- **Required task**
Copy out each line of the material below with no changes.

- **Given records**
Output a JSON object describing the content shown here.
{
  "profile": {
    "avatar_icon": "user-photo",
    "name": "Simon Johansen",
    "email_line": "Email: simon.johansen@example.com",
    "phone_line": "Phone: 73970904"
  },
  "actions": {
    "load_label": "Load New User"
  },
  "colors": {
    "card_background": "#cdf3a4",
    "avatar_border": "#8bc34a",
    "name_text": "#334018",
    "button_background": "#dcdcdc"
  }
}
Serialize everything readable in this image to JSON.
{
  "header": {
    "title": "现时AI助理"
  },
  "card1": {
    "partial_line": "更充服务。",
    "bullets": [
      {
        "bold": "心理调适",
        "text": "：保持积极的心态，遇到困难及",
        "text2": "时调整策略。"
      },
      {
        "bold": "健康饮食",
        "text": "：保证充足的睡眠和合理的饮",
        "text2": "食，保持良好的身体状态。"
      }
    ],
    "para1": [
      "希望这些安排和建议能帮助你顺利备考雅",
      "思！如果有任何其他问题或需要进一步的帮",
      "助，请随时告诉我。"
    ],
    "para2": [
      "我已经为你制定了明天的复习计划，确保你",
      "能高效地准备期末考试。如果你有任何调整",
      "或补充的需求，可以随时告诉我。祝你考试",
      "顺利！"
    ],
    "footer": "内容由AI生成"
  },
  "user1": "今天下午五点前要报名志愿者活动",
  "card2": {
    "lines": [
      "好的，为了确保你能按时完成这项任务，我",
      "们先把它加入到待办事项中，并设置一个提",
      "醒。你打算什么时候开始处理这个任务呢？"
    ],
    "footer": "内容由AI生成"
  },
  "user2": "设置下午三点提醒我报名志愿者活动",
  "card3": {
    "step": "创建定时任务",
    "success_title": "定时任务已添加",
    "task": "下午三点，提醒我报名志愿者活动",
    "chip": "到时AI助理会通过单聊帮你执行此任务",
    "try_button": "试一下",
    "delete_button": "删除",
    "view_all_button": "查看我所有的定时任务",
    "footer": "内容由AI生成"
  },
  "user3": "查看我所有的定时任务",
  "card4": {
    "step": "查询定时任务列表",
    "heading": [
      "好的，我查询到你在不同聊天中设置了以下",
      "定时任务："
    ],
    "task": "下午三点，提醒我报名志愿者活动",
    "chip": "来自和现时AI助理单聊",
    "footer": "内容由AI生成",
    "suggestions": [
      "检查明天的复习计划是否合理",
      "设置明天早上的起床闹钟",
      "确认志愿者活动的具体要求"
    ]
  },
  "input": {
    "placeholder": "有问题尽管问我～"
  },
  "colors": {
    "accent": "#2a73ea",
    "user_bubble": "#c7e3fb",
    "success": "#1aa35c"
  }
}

- **Expected answer**
Output a JSON object describing the content shown here.
{
  "profile": {
    "avatar_icon": "user-photo",
    "name": "Simon Johansen",
    "email_line": "Email: simon.johansen@example.com",
    "phone_line": "Phone: 73970904"
  },
  "actions": {
    "load_label": "Load New User"
  },
  "colors": {
    "card_background": "#cdf3a4",
    "avatar_border": "#8bc34a",
    "name_text": "#334018",
    "button_background": "#dcdcdc"
  }
}
Serialize everything readable in this image to JSON.
{
  "header": {
    "title": "现时AI助理"
  },
  "card1": {
    "partial_line": "更充服务。",
    "bullets": [
      {
        "bold": "心理调适",
        "text": "：保持积极的心态，遇到困难及",
        "text2": "时调整策略。"
      },
      {
        "bold": "健康饮食",
        "text": "：保证充足的睡眠和合理的饮",
        "text2": "食，保持良好的身体状态。"
      }
    ],
    "para1": [
      "希望这些安排和建议能帮助你顺利备考雅",
      "思！如果有任何其他问题或需要进一步的帮",
      "助，请随时告诉我。"
    ],
    "para2": [
      "我已经为你制定了明天的复习计划，确保你",
      "能高效地准备期末考试。如果你有任何调整",
      "或补充的需求，可以随时告诉我。祝你考试",
      "顺利！"
    ],
    "footer": "内容由AI生成"
  },
  "user1": "今天下午五点前要报名志愿者活动",
  "card2": {
    "lines": [
      "好的，为了确保你能按时完成这项任务，我",
      "们先把它加入到待办事项中，并设置一个提",
      "醒。你打算什么时候开始处理这个任务呢？"
    ],
    "footer": "内容由AI生成"
  },
  "user2": "设置下午三点提醒我报名志愿者活动",
  "card3": {
    "step": "创建定时任务",
    "success_title": "定时任务已添加",
    "task": "下午三点，提醒我报名志愿者活动",
    "chip": "到时AI助理会通过单聊帮你执行此任务",
    "try_button": "试一下",
    "delete_button": "删除",
    "view_all_button": "查看我所有的定时任务",
    "footer": "内容由AI生成"
  },
  "user3": "查看我所有的定时任务",
  "card4": {
    "step": "查询定时任务列表",
    "heading": [
      "好的，我查询到你在不同聊天中设置了以下",
      "定时任务："
    ],
    "task": "下午三点，提醒我报名志愿者活动",
    "chip": "来自和现时AI助理单聊",
    "footer": "内容由AI生成",
    "suggestions": [
      "检查明天的复习计划是否合理",
      "设置明天早上的起床闹钟",
      "确认志愿者活动的具体要求"
    ]
  },
  "input": {
    "placeholder": "有问题尽管问我～"
  },
  "colors": {
    "accent": "#2a73ea",
    "user_bubble": "#c7e3fb",
    "success": "#1aa35c"
  }
}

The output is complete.